start

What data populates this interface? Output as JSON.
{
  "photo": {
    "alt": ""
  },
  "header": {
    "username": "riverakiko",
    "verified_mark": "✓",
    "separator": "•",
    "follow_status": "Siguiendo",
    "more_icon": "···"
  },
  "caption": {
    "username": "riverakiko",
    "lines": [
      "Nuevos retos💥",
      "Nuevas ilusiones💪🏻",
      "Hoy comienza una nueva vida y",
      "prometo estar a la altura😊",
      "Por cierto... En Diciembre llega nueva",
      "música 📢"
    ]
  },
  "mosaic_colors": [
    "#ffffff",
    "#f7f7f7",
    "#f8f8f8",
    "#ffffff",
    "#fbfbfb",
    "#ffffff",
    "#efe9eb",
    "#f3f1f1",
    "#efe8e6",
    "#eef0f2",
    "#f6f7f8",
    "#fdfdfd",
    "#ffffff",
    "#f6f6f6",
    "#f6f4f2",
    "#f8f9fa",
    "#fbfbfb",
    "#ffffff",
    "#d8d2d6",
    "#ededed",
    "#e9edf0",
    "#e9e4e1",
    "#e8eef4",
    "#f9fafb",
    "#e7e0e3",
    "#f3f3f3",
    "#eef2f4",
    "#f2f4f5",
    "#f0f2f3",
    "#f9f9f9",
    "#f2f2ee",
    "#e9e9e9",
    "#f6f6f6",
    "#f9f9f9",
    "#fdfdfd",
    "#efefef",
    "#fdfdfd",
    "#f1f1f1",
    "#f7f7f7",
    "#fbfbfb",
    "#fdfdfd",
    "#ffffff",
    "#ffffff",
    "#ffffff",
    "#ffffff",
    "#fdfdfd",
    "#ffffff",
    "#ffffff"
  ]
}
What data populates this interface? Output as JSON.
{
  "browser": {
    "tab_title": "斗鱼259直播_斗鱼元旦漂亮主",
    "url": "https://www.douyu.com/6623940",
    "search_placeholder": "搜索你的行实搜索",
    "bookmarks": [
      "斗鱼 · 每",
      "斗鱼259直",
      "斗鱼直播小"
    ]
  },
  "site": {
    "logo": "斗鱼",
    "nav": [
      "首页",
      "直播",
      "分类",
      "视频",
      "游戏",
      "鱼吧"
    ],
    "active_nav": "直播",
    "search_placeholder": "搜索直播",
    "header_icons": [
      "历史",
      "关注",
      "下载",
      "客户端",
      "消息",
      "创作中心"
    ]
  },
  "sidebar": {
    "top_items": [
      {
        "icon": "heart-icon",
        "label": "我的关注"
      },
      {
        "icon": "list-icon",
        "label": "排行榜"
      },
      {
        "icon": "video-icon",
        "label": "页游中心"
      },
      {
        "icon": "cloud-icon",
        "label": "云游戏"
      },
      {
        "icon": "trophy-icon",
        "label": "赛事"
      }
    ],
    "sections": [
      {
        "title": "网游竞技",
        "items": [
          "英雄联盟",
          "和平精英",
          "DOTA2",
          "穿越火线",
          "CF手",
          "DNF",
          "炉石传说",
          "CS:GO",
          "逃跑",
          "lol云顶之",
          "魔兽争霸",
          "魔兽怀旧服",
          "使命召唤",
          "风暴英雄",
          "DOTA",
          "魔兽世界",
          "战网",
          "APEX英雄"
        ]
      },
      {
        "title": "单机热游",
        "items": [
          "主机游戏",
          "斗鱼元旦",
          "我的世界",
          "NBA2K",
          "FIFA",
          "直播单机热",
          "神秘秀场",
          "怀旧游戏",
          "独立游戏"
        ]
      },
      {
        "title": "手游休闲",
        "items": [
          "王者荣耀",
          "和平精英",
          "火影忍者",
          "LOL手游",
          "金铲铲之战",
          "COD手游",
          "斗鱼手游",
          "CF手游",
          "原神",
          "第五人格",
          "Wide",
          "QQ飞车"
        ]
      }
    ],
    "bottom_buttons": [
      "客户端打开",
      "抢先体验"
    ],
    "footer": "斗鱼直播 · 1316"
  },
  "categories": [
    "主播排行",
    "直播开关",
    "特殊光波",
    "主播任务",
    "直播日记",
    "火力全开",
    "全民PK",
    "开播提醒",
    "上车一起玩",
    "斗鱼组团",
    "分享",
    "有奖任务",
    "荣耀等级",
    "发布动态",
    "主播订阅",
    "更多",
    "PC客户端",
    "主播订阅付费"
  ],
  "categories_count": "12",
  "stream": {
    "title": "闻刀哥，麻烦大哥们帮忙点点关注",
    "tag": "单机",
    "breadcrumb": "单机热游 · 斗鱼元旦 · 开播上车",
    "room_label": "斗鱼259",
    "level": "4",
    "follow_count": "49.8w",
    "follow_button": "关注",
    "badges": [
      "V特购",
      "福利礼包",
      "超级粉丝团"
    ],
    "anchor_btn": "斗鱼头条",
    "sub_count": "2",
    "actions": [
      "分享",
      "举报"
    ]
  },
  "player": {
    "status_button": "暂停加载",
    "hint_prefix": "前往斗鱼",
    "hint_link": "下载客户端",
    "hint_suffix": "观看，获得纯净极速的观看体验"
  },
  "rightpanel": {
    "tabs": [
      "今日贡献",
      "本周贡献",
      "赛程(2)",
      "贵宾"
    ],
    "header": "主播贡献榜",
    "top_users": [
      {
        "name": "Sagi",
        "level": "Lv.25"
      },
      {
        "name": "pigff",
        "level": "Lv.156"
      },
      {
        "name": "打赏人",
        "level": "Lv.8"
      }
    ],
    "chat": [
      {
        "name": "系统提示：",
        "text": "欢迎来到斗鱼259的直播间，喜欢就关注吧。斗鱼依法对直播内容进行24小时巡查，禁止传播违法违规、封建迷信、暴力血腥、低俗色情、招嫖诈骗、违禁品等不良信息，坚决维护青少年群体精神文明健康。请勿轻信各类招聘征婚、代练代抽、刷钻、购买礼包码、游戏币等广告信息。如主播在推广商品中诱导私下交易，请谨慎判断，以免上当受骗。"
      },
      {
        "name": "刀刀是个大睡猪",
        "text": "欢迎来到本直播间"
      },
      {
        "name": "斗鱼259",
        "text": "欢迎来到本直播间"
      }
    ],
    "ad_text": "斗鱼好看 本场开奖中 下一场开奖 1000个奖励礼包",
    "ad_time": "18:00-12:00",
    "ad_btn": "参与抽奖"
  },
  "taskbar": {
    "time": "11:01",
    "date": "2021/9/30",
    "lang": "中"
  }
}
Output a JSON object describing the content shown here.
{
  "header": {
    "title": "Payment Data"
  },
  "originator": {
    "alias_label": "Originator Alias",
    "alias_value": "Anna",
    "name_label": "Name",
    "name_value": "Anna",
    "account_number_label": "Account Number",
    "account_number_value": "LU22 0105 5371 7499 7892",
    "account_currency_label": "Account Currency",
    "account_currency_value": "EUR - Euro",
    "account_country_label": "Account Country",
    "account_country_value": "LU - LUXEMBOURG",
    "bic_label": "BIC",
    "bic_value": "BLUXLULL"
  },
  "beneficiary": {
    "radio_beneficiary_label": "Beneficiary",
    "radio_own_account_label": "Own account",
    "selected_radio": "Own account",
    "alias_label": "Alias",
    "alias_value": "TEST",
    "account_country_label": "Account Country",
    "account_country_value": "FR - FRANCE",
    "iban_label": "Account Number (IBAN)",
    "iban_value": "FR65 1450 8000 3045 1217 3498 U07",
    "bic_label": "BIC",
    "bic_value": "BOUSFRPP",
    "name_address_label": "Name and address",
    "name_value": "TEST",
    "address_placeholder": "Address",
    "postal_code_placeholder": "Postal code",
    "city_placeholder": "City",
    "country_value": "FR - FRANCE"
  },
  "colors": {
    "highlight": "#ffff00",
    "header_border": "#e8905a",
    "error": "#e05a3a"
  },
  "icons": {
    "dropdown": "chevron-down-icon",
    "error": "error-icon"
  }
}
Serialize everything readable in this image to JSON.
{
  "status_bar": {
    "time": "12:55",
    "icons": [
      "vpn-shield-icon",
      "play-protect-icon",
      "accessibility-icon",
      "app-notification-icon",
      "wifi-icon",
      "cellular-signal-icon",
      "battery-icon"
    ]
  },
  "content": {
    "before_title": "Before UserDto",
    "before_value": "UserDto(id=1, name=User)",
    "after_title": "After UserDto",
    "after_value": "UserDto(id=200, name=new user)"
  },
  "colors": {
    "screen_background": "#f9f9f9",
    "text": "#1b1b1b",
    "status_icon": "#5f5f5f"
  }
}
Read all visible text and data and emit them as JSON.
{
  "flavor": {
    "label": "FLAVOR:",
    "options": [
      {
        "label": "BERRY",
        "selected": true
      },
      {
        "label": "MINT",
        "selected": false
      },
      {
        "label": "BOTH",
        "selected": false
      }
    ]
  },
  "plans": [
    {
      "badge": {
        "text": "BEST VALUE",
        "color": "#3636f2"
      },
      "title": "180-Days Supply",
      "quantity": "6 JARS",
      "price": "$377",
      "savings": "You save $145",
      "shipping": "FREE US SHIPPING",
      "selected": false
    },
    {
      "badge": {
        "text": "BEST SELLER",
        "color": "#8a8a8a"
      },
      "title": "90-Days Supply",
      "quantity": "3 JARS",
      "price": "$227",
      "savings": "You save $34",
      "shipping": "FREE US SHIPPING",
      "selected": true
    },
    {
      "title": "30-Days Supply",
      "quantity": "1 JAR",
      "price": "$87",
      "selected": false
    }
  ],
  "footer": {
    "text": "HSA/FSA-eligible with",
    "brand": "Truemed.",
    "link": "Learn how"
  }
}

end

_Aim:_ Starting at the line that contains "Read all visible", quote each remaining line of the entries above, unchanged.

_Completed exercise:_
Read all visible text and data and emit them as JSON.
{
  "flavor": {
    "label": "FLAVOR:",
    "options": [
      {
        "label": "BERRY",
        "selected": true
      },
      {
        "label": "MINT",
        "selected": false
      },
      {
        "label": "BOTH",
        "selected": false
      }
    ]
  },
  "plans": [
    {
      "badge": {
        "text": "BEST VALUE",
        "color": "#3636f2"
      },
      "title": "180-Days Supply",
      "quantity": "6 JARS",
      "price": "$377",
      "savings": "You save $145",
      "shipping": "FREE US SHIPPING",
      "selected": false
    },
    {
      "badge": {
        "text": "BEST SELLER",
        "color": "#8a8a8a"
      },
      "title": "90-Days Supply",
      "quantity": "3 JARS",
      "price": "$227",
      "savings": "You save $34",
      "shipping": "FREE US SHIPPING",
      "selected": true
    },
    {
      "title": "30-Days Supply",
      "quantity": "1 JAR",
      "price": "$87",
      "selected": false
    }
  ],
  "footer": {
    "text": "HSA/FSA-eligible with",
    "brand": "Truemed.",
    "link": "Learn how"
  }
}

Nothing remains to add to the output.